• **Do this**
Starting at the beginning of the material and ending with the line that contains "chevron-right-icon[interactable]: ▸ bbox=[24, 296, 36, 308]", set out each line as an entry in a numbered list, leaving out any blank lines.

:::

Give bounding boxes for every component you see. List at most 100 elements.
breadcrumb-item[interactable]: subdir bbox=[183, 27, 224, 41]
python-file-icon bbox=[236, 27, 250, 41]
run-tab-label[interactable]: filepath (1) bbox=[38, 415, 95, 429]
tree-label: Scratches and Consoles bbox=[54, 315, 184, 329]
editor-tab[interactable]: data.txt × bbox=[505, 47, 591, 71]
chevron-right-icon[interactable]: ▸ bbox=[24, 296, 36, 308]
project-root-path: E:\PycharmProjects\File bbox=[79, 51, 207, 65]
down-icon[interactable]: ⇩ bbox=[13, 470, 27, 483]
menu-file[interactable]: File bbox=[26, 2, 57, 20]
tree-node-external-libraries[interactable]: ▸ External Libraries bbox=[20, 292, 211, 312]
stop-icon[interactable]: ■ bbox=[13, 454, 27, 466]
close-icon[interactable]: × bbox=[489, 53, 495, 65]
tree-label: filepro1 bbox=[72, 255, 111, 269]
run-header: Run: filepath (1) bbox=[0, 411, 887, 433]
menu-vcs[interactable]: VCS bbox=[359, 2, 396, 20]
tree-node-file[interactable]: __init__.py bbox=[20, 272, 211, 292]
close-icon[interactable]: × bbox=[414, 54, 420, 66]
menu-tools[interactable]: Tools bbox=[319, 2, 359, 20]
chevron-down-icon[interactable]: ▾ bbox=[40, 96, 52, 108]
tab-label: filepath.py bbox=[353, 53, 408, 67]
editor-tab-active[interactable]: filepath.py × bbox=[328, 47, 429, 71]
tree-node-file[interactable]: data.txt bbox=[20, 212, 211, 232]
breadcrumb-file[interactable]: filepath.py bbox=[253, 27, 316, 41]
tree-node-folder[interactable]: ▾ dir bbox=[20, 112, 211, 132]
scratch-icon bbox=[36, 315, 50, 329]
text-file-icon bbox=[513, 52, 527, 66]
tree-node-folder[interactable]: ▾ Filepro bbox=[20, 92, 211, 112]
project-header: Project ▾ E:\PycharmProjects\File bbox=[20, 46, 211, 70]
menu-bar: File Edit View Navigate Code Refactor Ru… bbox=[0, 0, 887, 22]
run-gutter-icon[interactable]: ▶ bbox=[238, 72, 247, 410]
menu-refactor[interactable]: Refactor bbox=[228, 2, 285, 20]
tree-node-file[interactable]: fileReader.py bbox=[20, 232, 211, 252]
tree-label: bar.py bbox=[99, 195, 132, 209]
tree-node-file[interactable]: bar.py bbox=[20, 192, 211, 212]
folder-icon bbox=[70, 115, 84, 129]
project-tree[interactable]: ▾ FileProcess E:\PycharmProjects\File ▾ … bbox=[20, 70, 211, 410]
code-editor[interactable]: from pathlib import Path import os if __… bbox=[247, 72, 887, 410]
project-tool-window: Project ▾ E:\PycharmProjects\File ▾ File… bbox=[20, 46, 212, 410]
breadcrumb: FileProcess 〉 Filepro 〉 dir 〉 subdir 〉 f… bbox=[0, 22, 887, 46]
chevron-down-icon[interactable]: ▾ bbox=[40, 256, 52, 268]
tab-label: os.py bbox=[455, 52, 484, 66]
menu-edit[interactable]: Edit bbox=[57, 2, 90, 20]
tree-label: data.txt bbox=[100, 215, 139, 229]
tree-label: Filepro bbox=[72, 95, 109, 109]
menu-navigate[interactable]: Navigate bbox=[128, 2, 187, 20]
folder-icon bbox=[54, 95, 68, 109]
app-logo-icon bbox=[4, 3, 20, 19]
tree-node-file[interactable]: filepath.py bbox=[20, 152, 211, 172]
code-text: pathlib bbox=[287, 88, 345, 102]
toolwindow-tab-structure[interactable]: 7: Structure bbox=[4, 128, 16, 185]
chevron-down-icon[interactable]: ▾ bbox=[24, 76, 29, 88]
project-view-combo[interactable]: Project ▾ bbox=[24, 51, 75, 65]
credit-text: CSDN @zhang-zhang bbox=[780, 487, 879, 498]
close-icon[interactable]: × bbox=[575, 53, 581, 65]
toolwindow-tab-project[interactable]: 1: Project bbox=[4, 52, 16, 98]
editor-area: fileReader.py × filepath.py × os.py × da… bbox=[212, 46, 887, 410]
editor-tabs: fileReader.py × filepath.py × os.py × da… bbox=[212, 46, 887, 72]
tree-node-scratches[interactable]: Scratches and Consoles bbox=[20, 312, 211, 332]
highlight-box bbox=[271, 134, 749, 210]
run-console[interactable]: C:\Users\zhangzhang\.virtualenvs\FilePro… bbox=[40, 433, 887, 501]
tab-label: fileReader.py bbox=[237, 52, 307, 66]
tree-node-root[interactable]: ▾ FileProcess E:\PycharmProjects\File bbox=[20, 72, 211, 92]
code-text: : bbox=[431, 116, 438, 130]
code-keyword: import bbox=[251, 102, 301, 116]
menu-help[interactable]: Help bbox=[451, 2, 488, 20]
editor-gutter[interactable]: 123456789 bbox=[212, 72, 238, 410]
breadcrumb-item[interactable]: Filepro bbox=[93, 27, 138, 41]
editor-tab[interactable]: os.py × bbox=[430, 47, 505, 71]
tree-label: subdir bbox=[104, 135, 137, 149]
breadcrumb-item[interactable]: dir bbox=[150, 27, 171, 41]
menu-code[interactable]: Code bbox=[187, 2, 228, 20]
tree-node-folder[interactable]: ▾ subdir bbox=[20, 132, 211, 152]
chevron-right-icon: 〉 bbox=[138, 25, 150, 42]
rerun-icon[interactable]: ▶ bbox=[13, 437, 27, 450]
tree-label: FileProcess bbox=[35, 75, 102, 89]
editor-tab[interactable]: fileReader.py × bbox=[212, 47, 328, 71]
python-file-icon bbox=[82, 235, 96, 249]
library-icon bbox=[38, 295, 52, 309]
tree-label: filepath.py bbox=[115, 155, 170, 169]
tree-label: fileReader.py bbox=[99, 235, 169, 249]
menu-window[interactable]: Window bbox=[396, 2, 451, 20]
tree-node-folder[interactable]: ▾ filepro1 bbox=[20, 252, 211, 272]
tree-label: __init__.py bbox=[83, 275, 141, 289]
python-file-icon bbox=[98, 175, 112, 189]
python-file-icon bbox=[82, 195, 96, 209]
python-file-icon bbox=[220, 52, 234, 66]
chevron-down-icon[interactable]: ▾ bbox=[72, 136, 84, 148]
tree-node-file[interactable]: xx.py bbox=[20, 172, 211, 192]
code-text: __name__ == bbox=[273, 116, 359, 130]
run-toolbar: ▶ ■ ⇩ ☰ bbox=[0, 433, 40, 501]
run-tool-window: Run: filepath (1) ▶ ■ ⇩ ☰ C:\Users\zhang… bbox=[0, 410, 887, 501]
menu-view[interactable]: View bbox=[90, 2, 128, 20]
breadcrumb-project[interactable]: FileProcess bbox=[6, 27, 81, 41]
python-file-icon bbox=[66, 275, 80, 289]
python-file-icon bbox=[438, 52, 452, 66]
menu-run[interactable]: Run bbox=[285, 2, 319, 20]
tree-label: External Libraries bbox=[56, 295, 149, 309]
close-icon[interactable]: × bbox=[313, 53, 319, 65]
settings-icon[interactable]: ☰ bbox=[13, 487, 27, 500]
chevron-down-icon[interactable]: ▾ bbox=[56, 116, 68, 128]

:::

• **Response below**
1. Give bounding boxes for every component you see. List at most 100 elements.
2. breadcrumb-item[interactable]: subdir bbox=[183, 27, 224, 41]
3. python-file-icon bbox=[236, 27, 250, 41]
4. run-tab-label[interactable]: filepath (1) bbox=[38, 415, 95, 429]
5. tree-label: Scratches and Consoles bbox=[54, 315, 184, 329]
6. editor-tab[interactable]: data.txt × bbox=[505, 47, 591, 71]
7. chevron-right-icon[interactable]: ▸ bbox=[24, 296, 36, 308]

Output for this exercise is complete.